>> START DATA FOR THIS TASK

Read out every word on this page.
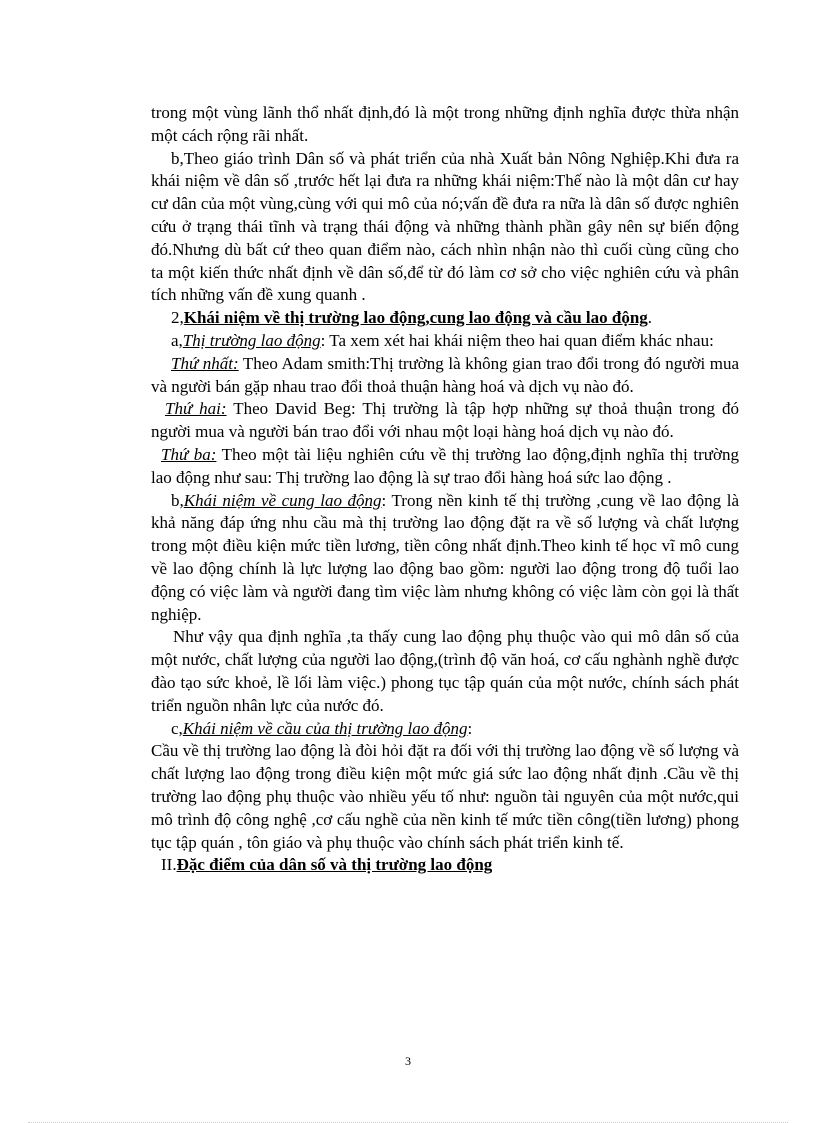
trong một vùng lãnh thổ nhất định,đó là một trong những định nghĩa được thừa nhận một cách rộng rãi nhất.

b,Theo giáo trình Dân số và phát triển của nhà Xuất bản Nông Nghiệp.Khi đưa ra khái niệm về dân số ,trước hết lại đưa ra những khái niệm:Thế nào là một dân cư hay cư dân của một vùng,cùng với qui mô của nó;vấn đề đưa ra nữa là dân số được nghiên cứu ở trạng thái tĩnh và trạng thái động và những thành phần gây nên sự biến động đó.Nhưng dù bất cứ theo quan điểm nào, cách nhìn nhận nào thì cuối cùng cũng cho ta một kiến thức nhất định về dân số,để từ đó làm cơ sở cho việc nghiên cứu và phân tích những vấn đề xung quanh .

2,Khái niệm về thị trường lao động,cung lao động và cầu lao động.

a,Thị trường lao động: Ta xem xét hai khái niệm theo hai quan điểm khác nhau:

Thứ nhất: Theo Adam smith:Thị trường là không gian trao đổi trong đó người mua và người bán gặp nhau trao đổi thoả thuận hàng hoá và dịch vụ nào đó.

Thứ hai: Theo David Beg: Thị trường là tập hợp những sự thoả thuận trong đó người mua và người bán trao đổi với nhau một loại hàng hoá dịch vụ nào đó.

Thứ ba: Theo một tài liệu nghiên cứu về thị trường lao động,định nghĩa thị trường lao động như sau: Thị trường lao động là sự trao đổi hàng hoá sức lao động .

b,Khái niệm về cung lao động: Trong nền kinh tế thị trường ,cung về lao động là khả năng đáp ứng nhu cầu mà thị trường lao động đặt ra về số lượng và chất lượng trong một điều kiện mức tiền lương, tiền công nhất định.Theo kinh tế học vĩ mô cung về lao động chính là lực lượng lao động bao gồm: người lao động trong độ tuổi lao động có việc làm và người đang tìm việc làm nhưng không có việc làm còn gọi là thất nghiệp.

Như vậy qua định nghĩa ,ta thấy cung lao động phụ thuộc vào qui mô dân số của một nước, chất lượng của người lao động,(trình độ văn hoá, cơ cấu nghành nghề được đào tạo sức khoẻ, lề lối làm việc.) phong tục tập quán của một nước, chính sách phát triển nguồn nhân lực của nước đó.

c,Khái niệm về cầu của thị trường lao động:

Cầu về thị trường lao động là đòi hỏi đặt ra đối với thị trường lao động về số lượng và chất lượng lao động trong điều kiện một mức giá sức lao động nhất định .Cầu về thị trường lao động phụ thuộc vào nhiều yếu tố như: nguồn tài nguyên của một nước,qui mô trình độ công nghệ ,cơ cấu nghề của nền kinh tế mức tiền công(tiền lương) phong tục tập quán , tôn giáo và phụ thuộc vào chính sách phát triển kinh tế.

II.Đặc điểm của dân số và thị trường lao động

3
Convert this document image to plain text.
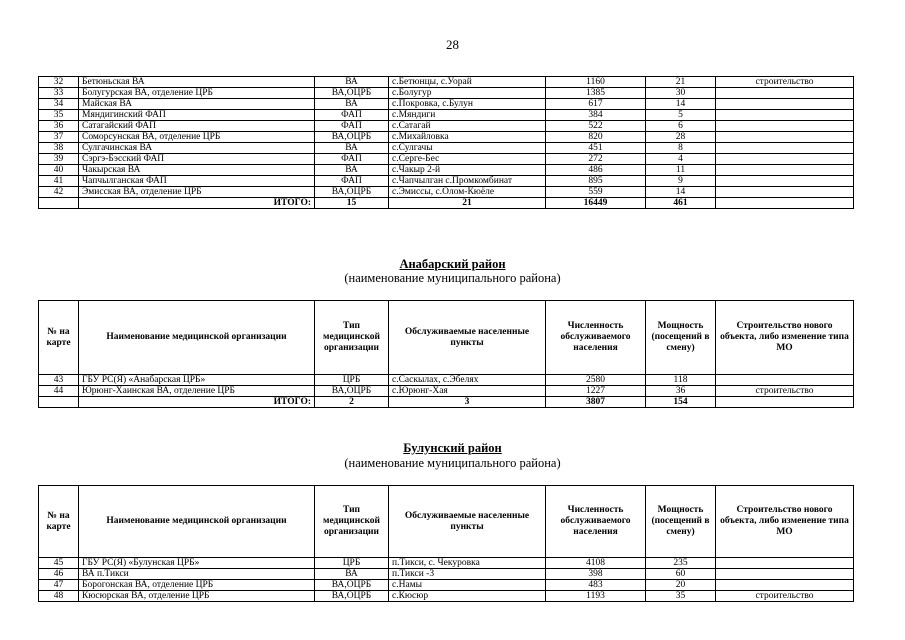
28
32	Бетюньская ВА	ВА	с.Бетюнцы, с.Уорай	1160	21	строительство
33	Болугурская ВА, отделение ЦРБ	ВА,ОЦРБ	с.Болугур	1385	30	
34	Майская ВА	ВА	с.Покровка, с.Булун	617	14	
35	Мяндигинский ФАП	ФАП	с.Мяндиги	384	5	
36	Сатагайский ФАП	ФАП	с.Сатагай	522	6	
37	Соморсунская ВА, отделение ЦРБ	ВА,ОЦРБ	с.Михайловка	820	28	
38	Сулгачинская ВА	ВА	с.Сулгачы	451	8	
39	Сэргэ-Бэсский ФАП	ФАП	с.Серге-Бес	272	4	
40	Чакырская ВА	ВА	с.Чакыр 2-й	486	11	
41	Чапчылганская ФАП	ФАП	с.Чапчылган с.Промкомбинат	895	9	
42	Эмисская ВА, отделение ЦРБ	ВА,ОЦРБ	с.Эмиссы, с.Олом-Кюёле	559	14	
	ИТОГО:	15	21	16449	461	
Анабарский район
(наименование муниципального района)
№ на карте	Наименование медицинской организации	Тип медицинской организации	Обслуживаемые населенные пункты	Численность обслуживаемого населения	Мощность (посещений в смену)	Строительство нового объекта, либо изменение типа МО
43	ГБУ РС(Я) «Анабарская ЦРБ»	ЦРБ	с.Саскылах, с.Эбелях	2580	118	
44	Юрюнг-Хаинская ВА, отделение ЦРБ	ВА,ОЦРБ	с.Юрюнг-Хая	1227	36	строительство
	ИТОГО:	2	3	3807	154	
Булунский район
(наименование муниципального района)
№ на карте	Наименование медицинской организации	Тип медицинской организации	Обслуживаемые населенные пункты	Численность обслуживаемого населения	Мощность (посещений в смену)	Строительство нового объекта, либо изменение типа МО
45	ГБУ РС(Я) «Булунская ЦРБ»	ЦРБ	п.Тикси, с. Чекуровка	4108	235	
46	ВА п.Тикси	ВА	п.Тикси -3	398	60	
47	Борогонская ВА, отделение ЦРБ	ВА,ОЦРБ	с.Намы	483	20	
48	Кюсюрская ВА, отделение ЦРБ	ВА,ОЦРБ	с.Кюсюр	1193	35	строительство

>> END DATA FOR THIS TASK

● STATED GOAL
Which lines hold the word "sách"? Copy all of them.

● EXERCISE ANSWER
Như vậy qua định nghĩa ,ta thấy cung lao động phụ thuộc vào qui mô dân số của một nước, chất lượng của người lao động,(trình độ văn hoá, cơ cấu nghành nghề được đào tạo sức khoẻ, lề lối làm việc.) phong tục tập quán của một nước, chính sách phát triển nguồn nhân lực của nước đó.
Cầu về thị trường lao động là đòi hỏi đặt ra đối với thị trường lao động về số lượng và chất lượng lao động trong điều kiện một mức giá sức lao động nhất định .Cầu về thị trường lao động phụ thuộc vào nhiều yếu tố như: nguồn tài nguyên của một nước,qui mô trình độ công nghệ ,cơ cấu nghề của nền kinh tế mức tiền công(tiền lương) phong tục tập quán , tôn giáo và phụ thuộc vào chính sách phát triển kinh tế.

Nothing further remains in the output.